WHAT IS ASKED
Go through the listing below and gather every line with the word "zostały".
:::::
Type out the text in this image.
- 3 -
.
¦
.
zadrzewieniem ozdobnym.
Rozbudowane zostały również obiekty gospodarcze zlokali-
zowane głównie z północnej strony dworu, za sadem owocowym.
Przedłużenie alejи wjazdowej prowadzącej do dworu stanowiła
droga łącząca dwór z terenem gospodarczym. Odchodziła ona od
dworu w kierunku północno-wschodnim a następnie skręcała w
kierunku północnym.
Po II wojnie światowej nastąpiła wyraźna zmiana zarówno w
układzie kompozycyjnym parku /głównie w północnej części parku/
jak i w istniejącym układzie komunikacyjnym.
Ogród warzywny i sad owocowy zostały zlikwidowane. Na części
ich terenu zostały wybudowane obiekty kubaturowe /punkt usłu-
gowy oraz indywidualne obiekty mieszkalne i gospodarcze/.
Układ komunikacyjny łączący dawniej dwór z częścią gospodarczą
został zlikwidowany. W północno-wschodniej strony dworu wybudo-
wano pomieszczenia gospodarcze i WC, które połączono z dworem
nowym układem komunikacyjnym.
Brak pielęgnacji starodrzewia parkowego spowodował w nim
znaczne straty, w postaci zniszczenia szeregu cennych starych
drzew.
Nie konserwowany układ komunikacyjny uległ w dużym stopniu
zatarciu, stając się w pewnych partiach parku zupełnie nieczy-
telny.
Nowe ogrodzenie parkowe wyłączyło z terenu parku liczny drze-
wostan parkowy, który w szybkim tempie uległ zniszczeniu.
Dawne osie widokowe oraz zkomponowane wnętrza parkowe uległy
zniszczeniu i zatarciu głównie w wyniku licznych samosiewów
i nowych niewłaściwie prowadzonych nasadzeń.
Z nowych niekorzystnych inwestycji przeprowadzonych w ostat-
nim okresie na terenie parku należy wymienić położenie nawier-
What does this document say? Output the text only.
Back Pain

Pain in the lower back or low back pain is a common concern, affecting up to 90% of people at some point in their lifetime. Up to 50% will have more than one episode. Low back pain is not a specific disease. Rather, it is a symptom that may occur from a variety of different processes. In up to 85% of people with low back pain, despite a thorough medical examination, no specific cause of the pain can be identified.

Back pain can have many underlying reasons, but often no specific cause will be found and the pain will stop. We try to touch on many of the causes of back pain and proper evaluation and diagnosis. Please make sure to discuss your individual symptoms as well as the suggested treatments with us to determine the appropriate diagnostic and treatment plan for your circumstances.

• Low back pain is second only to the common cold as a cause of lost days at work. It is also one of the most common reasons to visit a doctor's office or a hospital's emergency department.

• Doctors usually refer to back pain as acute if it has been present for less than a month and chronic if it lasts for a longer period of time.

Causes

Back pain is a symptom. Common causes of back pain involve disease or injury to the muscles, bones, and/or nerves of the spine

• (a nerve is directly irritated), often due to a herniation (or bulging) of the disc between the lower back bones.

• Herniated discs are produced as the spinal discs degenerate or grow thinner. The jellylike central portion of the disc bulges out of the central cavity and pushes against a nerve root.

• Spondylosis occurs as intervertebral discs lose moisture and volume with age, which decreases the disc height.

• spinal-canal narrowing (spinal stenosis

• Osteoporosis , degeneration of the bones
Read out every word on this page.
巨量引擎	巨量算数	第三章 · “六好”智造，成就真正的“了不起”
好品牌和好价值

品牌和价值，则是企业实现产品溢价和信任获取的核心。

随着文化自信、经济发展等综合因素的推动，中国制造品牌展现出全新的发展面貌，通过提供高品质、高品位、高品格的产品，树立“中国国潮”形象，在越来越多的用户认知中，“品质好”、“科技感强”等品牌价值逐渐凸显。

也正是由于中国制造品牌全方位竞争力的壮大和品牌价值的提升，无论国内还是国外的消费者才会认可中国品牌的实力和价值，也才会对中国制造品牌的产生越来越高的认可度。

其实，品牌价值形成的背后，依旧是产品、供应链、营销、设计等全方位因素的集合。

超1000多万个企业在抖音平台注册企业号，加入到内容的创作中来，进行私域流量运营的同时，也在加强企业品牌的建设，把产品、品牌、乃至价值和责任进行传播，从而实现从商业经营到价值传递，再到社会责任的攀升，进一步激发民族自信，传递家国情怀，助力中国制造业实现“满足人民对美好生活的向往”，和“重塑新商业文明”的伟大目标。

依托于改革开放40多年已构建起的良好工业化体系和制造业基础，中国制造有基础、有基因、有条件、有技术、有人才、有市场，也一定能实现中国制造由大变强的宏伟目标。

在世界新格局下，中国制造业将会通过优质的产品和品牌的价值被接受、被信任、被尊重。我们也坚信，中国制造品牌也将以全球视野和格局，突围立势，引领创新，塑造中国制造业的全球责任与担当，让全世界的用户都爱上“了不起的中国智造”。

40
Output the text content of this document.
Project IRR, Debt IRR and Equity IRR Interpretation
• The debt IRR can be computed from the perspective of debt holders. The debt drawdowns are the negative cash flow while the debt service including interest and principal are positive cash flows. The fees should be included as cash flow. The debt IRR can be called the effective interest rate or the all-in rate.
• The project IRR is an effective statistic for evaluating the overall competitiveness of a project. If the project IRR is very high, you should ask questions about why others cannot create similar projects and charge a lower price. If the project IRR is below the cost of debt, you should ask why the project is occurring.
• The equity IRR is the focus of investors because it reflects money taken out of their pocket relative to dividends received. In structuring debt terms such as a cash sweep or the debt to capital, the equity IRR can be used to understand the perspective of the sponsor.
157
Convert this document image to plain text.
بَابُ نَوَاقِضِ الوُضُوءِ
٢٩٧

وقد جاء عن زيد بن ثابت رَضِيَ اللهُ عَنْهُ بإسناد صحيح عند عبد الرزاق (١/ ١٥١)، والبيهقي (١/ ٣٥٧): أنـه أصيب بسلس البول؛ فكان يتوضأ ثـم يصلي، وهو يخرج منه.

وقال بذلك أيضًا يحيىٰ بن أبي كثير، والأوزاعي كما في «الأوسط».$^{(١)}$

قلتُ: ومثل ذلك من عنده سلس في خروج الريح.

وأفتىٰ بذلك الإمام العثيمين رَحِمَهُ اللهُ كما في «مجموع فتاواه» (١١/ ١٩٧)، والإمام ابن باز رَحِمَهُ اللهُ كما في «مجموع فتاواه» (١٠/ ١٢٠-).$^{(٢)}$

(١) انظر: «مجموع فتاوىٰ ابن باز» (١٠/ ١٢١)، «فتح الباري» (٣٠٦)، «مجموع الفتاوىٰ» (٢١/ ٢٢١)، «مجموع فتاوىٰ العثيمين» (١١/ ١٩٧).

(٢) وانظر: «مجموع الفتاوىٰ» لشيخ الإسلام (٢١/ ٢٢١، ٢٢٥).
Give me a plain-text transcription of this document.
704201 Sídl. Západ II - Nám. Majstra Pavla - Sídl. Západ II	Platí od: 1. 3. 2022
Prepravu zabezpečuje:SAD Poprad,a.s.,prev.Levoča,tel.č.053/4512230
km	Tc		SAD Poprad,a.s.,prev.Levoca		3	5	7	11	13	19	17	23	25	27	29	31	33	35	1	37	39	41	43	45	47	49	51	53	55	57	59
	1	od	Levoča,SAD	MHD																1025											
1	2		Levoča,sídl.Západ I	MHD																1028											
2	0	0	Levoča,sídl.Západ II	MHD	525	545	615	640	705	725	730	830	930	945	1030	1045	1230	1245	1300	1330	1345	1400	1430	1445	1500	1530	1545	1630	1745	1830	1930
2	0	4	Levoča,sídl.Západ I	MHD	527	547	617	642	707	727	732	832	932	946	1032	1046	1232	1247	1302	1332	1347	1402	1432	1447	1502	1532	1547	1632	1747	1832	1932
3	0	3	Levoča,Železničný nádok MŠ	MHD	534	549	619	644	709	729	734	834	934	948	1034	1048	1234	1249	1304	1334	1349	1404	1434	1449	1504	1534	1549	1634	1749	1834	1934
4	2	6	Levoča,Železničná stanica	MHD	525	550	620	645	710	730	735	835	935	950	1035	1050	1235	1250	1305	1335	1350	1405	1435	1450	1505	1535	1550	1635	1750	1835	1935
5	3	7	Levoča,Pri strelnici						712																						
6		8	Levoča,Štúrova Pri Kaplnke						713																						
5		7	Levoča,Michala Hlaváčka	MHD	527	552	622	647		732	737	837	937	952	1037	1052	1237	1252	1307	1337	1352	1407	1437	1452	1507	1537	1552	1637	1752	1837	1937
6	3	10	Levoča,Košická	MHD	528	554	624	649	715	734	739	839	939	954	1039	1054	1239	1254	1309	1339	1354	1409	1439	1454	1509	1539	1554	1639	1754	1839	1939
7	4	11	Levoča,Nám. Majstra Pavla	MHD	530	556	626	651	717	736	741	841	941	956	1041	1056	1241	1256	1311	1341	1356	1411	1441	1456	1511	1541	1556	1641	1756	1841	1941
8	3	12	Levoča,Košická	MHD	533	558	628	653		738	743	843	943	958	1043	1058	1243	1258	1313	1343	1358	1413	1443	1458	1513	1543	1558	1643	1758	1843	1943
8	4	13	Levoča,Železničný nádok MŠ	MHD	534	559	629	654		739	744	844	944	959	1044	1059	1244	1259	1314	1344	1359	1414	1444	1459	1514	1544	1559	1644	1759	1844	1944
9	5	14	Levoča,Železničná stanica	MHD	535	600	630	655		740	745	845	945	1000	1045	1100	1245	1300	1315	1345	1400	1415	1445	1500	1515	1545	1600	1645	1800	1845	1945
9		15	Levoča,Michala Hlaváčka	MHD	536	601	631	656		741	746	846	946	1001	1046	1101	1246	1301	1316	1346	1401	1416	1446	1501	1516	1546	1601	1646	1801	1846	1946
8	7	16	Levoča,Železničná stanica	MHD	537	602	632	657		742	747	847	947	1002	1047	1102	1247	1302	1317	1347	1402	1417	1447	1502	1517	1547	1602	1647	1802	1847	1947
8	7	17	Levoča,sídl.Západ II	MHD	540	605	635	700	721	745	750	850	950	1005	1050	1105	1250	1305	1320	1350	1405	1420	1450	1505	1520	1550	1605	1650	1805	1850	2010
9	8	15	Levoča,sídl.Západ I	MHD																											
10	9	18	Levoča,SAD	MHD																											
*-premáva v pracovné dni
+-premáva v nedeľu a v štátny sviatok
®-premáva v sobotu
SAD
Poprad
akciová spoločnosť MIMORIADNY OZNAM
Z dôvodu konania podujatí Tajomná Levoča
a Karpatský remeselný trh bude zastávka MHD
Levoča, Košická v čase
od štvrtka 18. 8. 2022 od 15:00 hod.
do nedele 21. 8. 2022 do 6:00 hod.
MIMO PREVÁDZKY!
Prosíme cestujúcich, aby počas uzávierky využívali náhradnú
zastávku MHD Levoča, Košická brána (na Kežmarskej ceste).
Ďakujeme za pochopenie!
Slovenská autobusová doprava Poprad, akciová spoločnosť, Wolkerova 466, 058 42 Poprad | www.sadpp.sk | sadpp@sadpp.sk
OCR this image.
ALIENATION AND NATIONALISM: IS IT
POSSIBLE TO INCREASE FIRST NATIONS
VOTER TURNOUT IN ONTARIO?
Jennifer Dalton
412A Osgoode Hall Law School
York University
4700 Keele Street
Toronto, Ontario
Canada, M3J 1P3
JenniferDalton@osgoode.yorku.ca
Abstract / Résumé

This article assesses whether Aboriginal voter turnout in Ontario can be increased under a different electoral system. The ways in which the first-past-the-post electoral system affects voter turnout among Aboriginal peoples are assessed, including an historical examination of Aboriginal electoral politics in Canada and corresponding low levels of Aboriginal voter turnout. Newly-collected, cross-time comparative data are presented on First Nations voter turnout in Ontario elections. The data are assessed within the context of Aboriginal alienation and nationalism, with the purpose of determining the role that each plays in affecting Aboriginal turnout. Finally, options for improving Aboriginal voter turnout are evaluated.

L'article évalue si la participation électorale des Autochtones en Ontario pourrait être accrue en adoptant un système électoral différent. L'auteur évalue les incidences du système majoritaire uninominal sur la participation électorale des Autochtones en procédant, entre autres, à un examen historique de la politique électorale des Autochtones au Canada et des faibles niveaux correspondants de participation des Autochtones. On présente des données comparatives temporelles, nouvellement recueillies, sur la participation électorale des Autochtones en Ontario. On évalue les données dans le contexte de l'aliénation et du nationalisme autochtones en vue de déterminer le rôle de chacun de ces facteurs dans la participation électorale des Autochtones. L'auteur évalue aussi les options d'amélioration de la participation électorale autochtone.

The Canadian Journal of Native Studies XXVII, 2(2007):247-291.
:::::
TASK ANSWER
Rozbudowane zostały również obiekty gospodarcze zlokali-
Ogród warzywny i sad owocowy zostały zlikwidowane. Na części
ich terenu zostały wybudowane obiekty kubaturowe /punkt usłu-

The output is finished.